Records for the task:
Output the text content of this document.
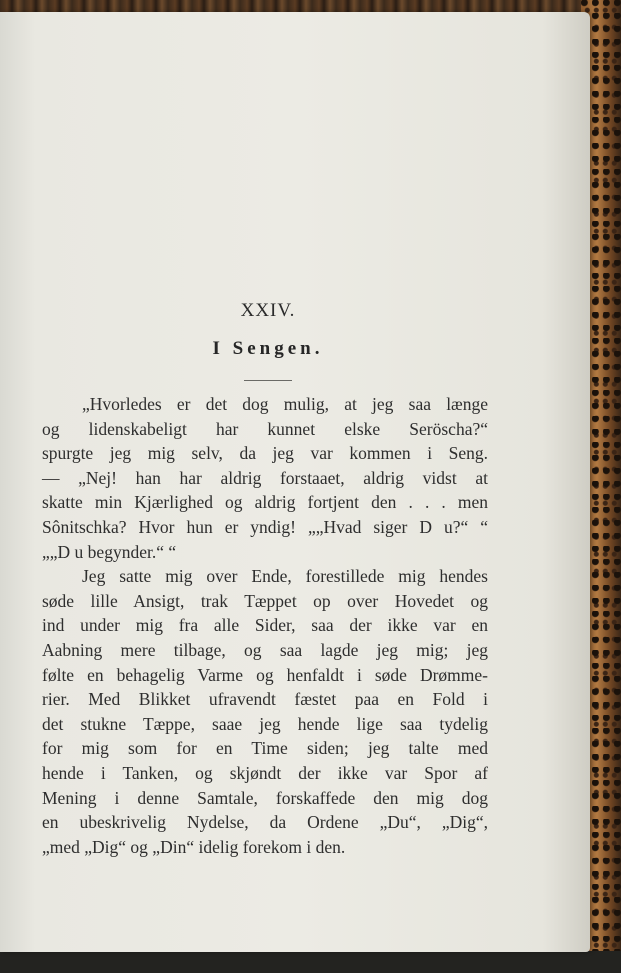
XXIV.
I Sengen.
„Hvorledes er det dog mulig, at jeg saa længe
og lidenskabeligt har kunnet elske Seröscha?“
spurgte jeg mig selv, da jeg var kommen i Seng.
— „Nej! han har aldrig forstaaet, aldrig vidst at
skatte min Kjærlighed og aldrig fortjent den . . . men
Sônitschka? Hvor hun er yndig! „„Hvad siger D u?“ “
„„D u begynder.“ “
Jeg satte mig over Ende, forestillede mig hendes
søde lille Ansigt, trak Tæppet op over Hovedet og
ind under mig fra alle Sider, saa der ikke var en
Aabning mere tilbage, og saa lagde jeg mig; jeg
følte en behagelig Varme og henfaldt i søde Drømme-
rier. Med Blikket ufravendt fæstet paa en Fold i
det stukne Tæppe, saae jeg hende lige saa tydelig
for mig som for en Time siden; jeg talte med
hende i Tanken, og skjøndt der ikke var Spor af
Mening i denne Samtale, forskaffede den mig dog
en ubeskrivelig Nydelse, da Ordene „Du“, „Dig“,
„med „Dig“ og „Din“ idelig forekom i den.
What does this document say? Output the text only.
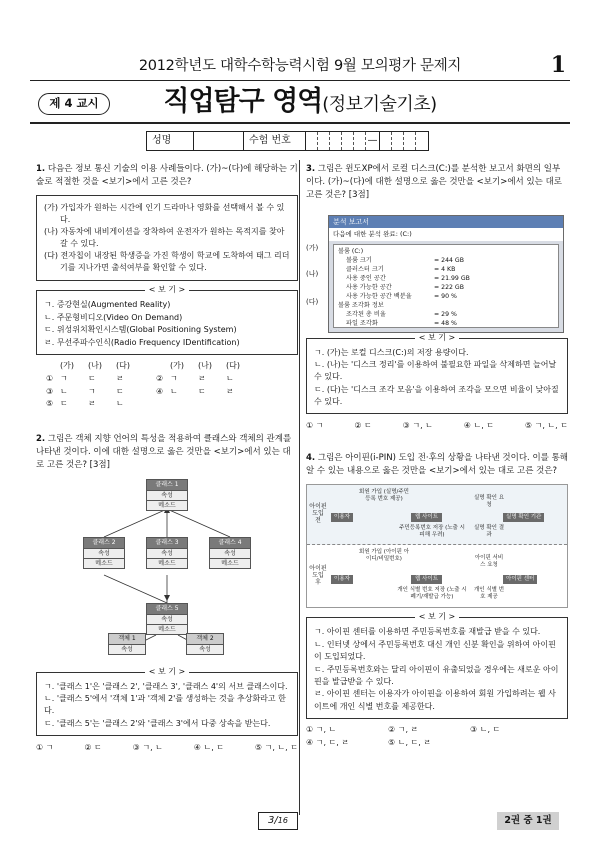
2012학년도 대학수학능력시험 9월 모의평가 문제지	1
제 4 교시	직업탐구 영역(정보기술기초)
성명	수험 번호	—
1. 다음은 정보 통신 기술의 이용 사례들이다. (가)~(다)에 해당하는 기술로 적절한 것을 <보기>에서 고른 것은?
(가) 가입자가 원하는 시간에 인기 드라마나 영화를 선택해서 볼 수 있다.
(나) 자동차에 내비게이션을 장착하여 운전자가 원하는 목적지를 찾아갈 수 있다.
(다) 전자칩이 내장된 학생증을 가진 학생이 학교에 도착하여 태그 리더기를 지나가면 출석여부를 확인할 수 있다.
< 보 기 >
ㄱ. 증강현실(Augmented Reality)
ㄴ. 주문형비디오(Video On Demand)
ㄷ. 위성위치확인시스템(Global Positioning System)
ㄹ. 무선주파수인식(Radio Frequency IDentification)
(가)	(나)	(다)	(가)	(나)	(다)
① ㄱ	ㄷ	ㄹ	② ㄱ	ㄹ	ㄴ
③ ㄴ	ㄱ	ㄷ	④ ㄴ	ㄷ	ㄹ
⑤ ㄷ	ㄹ	ㄴ
2. 그림은 객체 지향 언어의 특성을 적용하여 클래스와 객체의 관계를 나타낸 것이다. 이에 대한 설명으로 옳은 것만을 <보기>에서 있는 대로 고른 것은? [3점]
클래스 1
속성
메소드
클래스 2
속성
메소드
클래스 3
속성
메소드
클래스 4
속성
메소드
클래스 5
속성
메소드
객체 1
속성
객체 2
속성
< 보 기 >
ㄱ. '클래스 1'은 '클래스 2', '클래스 3', '클래스 4'의 서브 클래스이다.
ㄴ. '클래스 5'에서 '객체 1'과 '객체 2'를 생성하는 것을 추상화라고 한다.
ㄷ. '클래스 5'는 '클래스 2'와 '클래스 3'에서 다중 상속을 받는다.
① ㄱ	② ㄷ	③ ㄱ, ㄴ	④ ㄴ, ㄷ	⑤ ㄱ, ㄴ, ㄷ
3. 그림은 윈도XP에서 로컬 디스크(C:)를 분석한 보고서 화면의 일부이다. (가)~(다)에 대한 설명으로 옳은 것만을 <보기>에서 있는 대로 고른 것은? [3점]
(가)
(나)
(다)
분석 보고서
다음에 대한 분석 완료: (C:)
볼륨 (C:)
볼륨 크기	= 244 GB
클러스터 크기	= 4 KB
사용 중인 공간	= 21.99 GB
사용 가능한 공간	= 222 GB
사용 가능한 공간 백분율	= 90 %
볼륨 조각화 정보
조각된 총 비율	= 29 %
파일 조각화	= 48 %
< 보 기 >
ㄱ. (가)는 로컬 디스크(C:)의 저장 용량이다.
ㄴ. (나)는 '디스크 정리'를 이용하여 불필요한 파일을 삭제하면 늘어날 수 있다.
ㄷ. (다)는 '디스크 조각 모음'을 이용하여 조각을 모으면 비율이 낮아질 수 있다.
① ㄱ	② ㄷ	③ ㄱ, ㄴ	④ ㄴ, ㄷ	⑤ ㄱ, ㄴ, ㄷ
4. 그림은 아이핀(i-PIN) 도입 전·후의 상황을 나타낸 것이다. 이를 통해 알 수 있는 내용으로 옳은 것만을 <보기>에서 있는 대로 고른 것은?
아이핀 도입 전
아이핀 도입 후
이용자	웹 사이트	실명 확인 기관
회원 가입 (실명/주민등록 번호 제공)
주민등록번호 저장 (노출 시 피해 우려)
실명 확인 요청
실명 확인 결과
이용자	웹 사이트	아이핀 센터
회원 가입 (아이핀 아이디/비밀번호)
개인 식별 번호 저장 (노출 시 폐기/재발급 가능)
아이핀 서비스 요청
개인 식별 번호 제공
< 보 기 >
ㄱ. 아이핀 센터를 이용하면 주민등록번호를 재발급 받을 수 있다.
ㄴ. 인터넷 상에서 주민등록번호 대신 개인 신분 확인을 위하여 아이핀이 도입되었다.
ㄷ. 주민등록번호와는 달리 아이핀이 유출되었을 경우에는 새로운 아이핀을 발급받을 수 있다.
ㄹ. 아이핀 센터는 이용자가 아이핀을 이용하여 회원 가입하려는 웹 사이트에 개인 식별 번호를 제공한다.
① ㄱ, ㄴ	② ㄱ, ㄹ	③ ㄴ, ㄷ
④ ㄱ, ㄷ, ㄹ	⑤ ㄴ, ㄷ, ㄹ
3/16	2권 중 1권
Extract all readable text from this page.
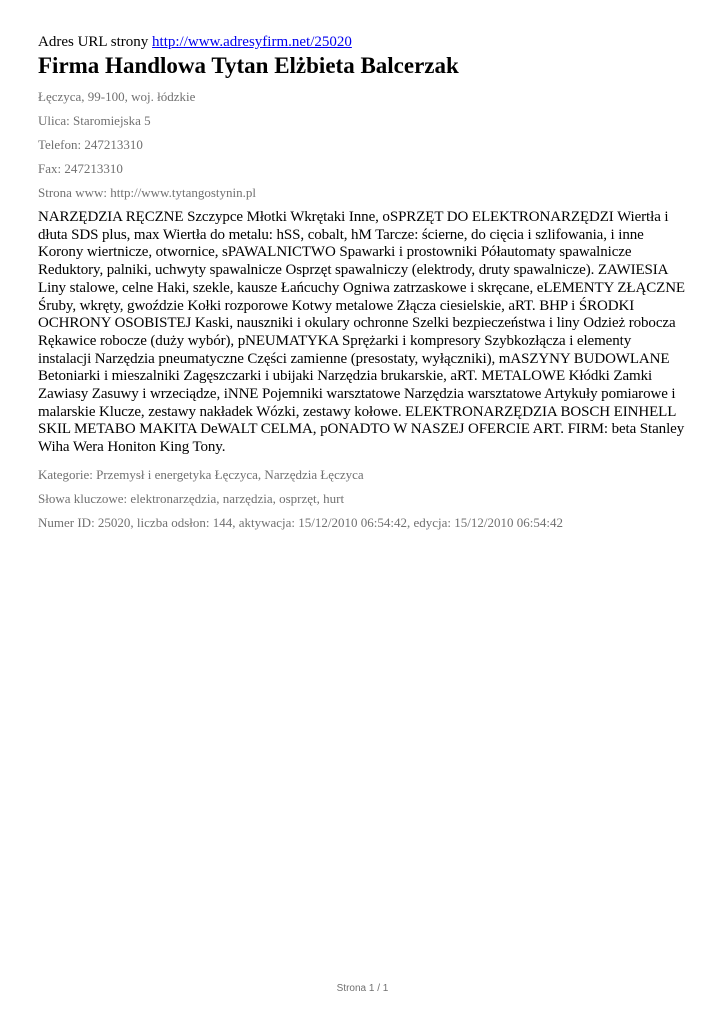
Adres URL strony http://www.adresyfirm.net/25020

Firma Handlowa Tytan Elżbieta Balcerzak

Łęczyca, 99-100, woj. łódzkie

Ulica: Staromiejska 5

Telefon: 247213310

Fax: 247213310

Strona www: http://www.tytangostynin.pl

NARZĘDZIA RĘCZNE Szczypce Młotki Wkrętaki Inne, oSPRZĘT DO ELEKTRONARZĘDZI Wiertła i dłuta SDS plus, max Wiertła do metalu: hSS, cobalt, hM Tarcze: ścierne, do cięcia i szlifowania, i inne Korony wiertnicze, otwornice, sPAWALNICTWO Spawarki i prostowniki Półautomaty spawalnicze Reduktory, palniki, uchwyty spawalnicze Osprzęt spawalniczy (elektrody, druty spawalnicze). ZAWIESIA Liny stalowe, celne Haki, szekle, kausze Łańcuchy Ogniwa zatrzaskowe i skręcane, eLEMENTY ZŁĄCZNE Śruby, wkręty, gwoździe Kołki rozporowe Kotwy metalowe Złącza ciesielskie, aRT. BHP i ŚRODKI OCHRONY OSOBISTEJ Kaski, nauszniki i okulary ochronne Szelki bezpieczeństwa i liny Odzież robocza Rękawice robocze (duży wybór), pNEUMATYKA Sprężarki i kompresory Szybkozłącza i elementy instalacji Narzędzia pneumatyczne Części zamienne (presostaty, wyłączniki), mASZYNY BUDOWLANE Betoniarki i mieszalniki Zagęszczarki i ubijaki Narzędzia brukarskie, aRT. METALOWE Kłódki Zamki Zawiasy Zasuwy i wrzeciądze, iNNE Pojemniki warsztatowe Narzędzia warsztatowe Artykuły pomiarowe i malarskie Klucze, zestawy nakładek Wózki, zestawy kołowe. ELEKTRONARZĘDZIA BOSCH EINHELL SKIL METABO MAKITA DeWALT CELMA, pONADTO W NASZEJ OFERCIE ART. FIRM: beta Stanley Wiha Wera Honiton King Tony.

Kategorie: Przemysł i energetyka Łęczyca, Narzędzia Łęczyca

Słowa kluczowe: elektronarzędzia, narzędzia, osprzęt, hurt

Numer ID: 25020, liczba odsłon: 144, aktywacja: 15/12/2010 06:54:42, edycja: 15/12/2010 06:54:42

Strona 1 / 1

Do this:
Where a line holds the string "søde", copy that line.

Answer for the task:
søde lille Ansigt, trak Tæppet op over Hovedet og
følte en behagelig Varme og henfaldt i søde Drømme-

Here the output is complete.